◆ Directive
Reply with nothing except the number of lines that contain the word "this".
· · ·
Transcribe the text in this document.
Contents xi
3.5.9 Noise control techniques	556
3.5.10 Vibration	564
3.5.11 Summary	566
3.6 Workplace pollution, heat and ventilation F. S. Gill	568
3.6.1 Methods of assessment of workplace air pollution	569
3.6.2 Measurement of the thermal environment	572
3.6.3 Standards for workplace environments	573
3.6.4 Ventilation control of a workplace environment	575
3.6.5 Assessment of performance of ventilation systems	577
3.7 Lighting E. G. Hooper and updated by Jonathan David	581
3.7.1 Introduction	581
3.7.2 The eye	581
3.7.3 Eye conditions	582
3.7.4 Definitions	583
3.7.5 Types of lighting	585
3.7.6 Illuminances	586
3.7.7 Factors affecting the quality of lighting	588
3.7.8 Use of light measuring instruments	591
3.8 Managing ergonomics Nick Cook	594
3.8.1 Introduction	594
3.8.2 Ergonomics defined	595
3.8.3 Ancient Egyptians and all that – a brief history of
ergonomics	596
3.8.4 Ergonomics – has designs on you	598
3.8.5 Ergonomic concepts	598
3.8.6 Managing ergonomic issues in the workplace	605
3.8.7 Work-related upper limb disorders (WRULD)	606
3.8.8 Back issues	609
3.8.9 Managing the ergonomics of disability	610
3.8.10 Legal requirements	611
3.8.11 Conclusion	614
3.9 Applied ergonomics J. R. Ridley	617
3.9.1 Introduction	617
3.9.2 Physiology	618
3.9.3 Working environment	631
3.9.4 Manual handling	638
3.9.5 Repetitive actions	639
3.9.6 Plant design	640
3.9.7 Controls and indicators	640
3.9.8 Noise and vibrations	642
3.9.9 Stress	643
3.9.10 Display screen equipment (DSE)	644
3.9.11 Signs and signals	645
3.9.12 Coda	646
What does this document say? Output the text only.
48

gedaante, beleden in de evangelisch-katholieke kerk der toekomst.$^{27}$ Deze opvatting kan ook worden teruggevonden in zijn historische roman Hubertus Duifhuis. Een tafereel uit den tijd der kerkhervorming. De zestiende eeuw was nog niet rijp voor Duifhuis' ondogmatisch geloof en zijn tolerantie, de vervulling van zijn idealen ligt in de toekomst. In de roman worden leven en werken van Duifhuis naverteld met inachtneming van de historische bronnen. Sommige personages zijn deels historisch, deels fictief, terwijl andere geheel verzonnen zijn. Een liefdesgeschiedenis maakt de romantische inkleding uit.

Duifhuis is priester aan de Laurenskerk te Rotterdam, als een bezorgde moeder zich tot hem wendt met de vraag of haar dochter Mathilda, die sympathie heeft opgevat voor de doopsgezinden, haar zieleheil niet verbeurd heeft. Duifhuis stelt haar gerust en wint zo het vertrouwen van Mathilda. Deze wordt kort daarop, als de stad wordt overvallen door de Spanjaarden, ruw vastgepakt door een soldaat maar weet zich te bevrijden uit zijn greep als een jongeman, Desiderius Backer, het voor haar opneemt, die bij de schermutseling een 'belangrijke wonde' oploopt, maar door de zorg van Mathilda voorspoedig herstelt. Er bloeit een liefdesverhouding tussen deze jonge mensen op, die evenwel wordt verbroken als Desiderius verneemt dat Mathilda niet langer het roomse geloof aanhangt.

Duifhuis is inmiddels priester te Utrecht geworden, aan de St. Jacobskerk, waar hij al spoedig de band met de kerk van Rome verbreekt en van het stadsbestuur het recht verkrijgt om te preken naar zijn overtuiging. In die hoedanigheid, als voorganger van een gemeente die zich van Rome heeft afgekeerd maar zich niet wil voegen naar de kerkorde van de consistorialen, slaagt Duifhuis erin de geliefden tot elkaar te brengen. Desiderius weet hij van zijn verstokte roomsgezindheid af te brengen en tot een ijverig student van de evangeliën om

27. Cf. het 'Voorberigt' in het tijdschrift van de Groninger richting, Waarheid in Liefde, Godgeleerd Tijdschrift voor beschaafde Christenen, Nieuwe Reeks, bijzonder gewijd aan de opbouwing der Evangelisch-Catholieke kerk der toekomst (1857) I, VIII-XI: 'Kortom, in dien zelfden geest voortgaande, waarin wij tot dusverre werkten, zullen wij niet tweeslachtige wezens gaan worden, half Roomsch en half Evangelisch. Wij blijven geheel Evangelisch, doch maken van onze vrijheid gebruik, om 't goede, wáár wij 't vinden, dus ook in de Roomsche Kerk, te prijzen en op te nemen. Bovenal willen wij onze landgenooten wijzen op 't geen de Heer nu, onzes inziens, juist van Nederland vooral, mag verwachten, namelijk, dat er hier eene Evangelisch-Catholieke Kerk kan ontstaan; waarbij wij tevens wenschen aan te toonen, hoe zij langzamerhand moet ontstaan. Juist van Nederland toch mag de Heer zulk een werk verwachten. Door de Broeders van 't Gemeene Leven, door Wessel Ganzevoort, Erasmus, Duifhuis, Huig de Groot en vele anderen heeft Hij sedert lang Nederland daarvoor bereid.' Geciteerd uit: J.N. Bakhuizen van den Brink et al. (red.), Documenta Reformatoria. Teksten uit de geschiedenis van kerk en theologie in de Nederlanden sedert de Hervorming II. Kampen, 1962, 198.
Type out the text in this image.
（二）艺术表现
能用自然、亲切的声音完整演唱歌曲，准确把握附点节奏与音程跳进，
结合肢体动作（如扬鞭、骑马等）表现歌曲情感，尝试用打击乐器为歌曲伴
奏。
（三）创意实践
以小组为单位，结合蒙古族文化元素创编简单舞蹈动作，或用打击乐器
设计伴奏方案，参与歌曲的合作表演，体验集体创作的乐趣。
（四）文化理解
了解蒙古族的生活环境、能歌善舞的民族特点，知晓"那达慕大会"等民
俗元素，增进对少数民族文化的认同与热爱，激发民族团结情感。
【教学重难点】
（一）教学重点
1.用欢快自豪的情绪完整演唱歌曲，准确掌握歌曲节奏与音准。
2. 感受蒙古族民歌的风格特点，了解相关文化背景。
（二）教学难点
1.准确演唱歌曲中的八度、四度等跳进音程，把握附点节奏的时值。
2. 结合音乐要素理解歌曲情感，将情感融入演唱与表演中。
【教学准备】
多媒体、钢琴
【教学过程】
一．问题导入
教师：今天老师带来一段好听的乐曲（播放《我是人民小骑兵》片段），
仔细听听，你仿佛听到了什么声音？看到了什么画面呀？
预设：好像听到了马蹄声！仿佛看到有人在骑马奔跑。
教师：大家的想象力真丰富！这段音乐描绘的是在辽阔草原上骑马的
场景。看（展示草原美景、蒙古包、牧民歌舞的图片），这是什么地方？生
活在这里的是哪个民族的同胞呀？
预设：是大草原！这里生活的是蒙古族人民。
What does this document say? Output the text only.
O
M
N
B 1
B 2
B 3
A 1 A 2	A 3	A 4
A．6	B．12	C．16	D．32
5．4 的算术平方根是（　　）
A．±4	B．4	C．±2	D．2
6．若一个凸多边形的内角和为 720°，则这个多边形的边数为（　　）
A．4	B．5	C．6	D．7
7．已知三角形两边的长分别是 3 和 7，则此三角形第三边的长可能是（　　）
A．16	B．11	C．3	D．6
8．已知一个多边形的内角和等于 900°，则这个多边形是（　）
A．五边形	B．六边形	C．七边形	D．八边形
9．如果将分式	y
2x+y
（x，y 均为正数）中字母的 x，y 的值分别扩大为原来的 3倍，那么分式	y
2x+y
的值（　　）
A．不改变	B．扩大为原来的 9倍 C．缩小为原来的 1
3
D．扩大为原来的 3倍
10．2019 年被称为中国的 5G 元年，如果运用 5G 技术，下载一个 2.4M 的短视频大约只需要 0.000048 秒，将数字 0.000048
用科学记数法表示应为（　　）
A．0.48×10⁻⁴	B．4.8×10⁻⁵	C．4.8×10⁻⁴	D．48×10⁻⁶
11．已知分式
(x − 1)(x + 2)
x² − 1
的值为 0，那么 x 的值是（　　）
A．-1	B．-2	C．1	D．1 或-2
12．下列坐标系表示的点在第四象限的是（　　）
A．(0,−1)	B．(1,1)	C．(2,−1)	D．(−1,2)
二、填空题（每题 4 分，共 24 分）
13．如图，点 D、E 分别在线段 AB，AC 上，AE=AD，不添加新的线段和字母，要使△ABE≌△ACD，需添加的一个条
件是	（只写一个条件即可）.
· · ·
◆ Result
4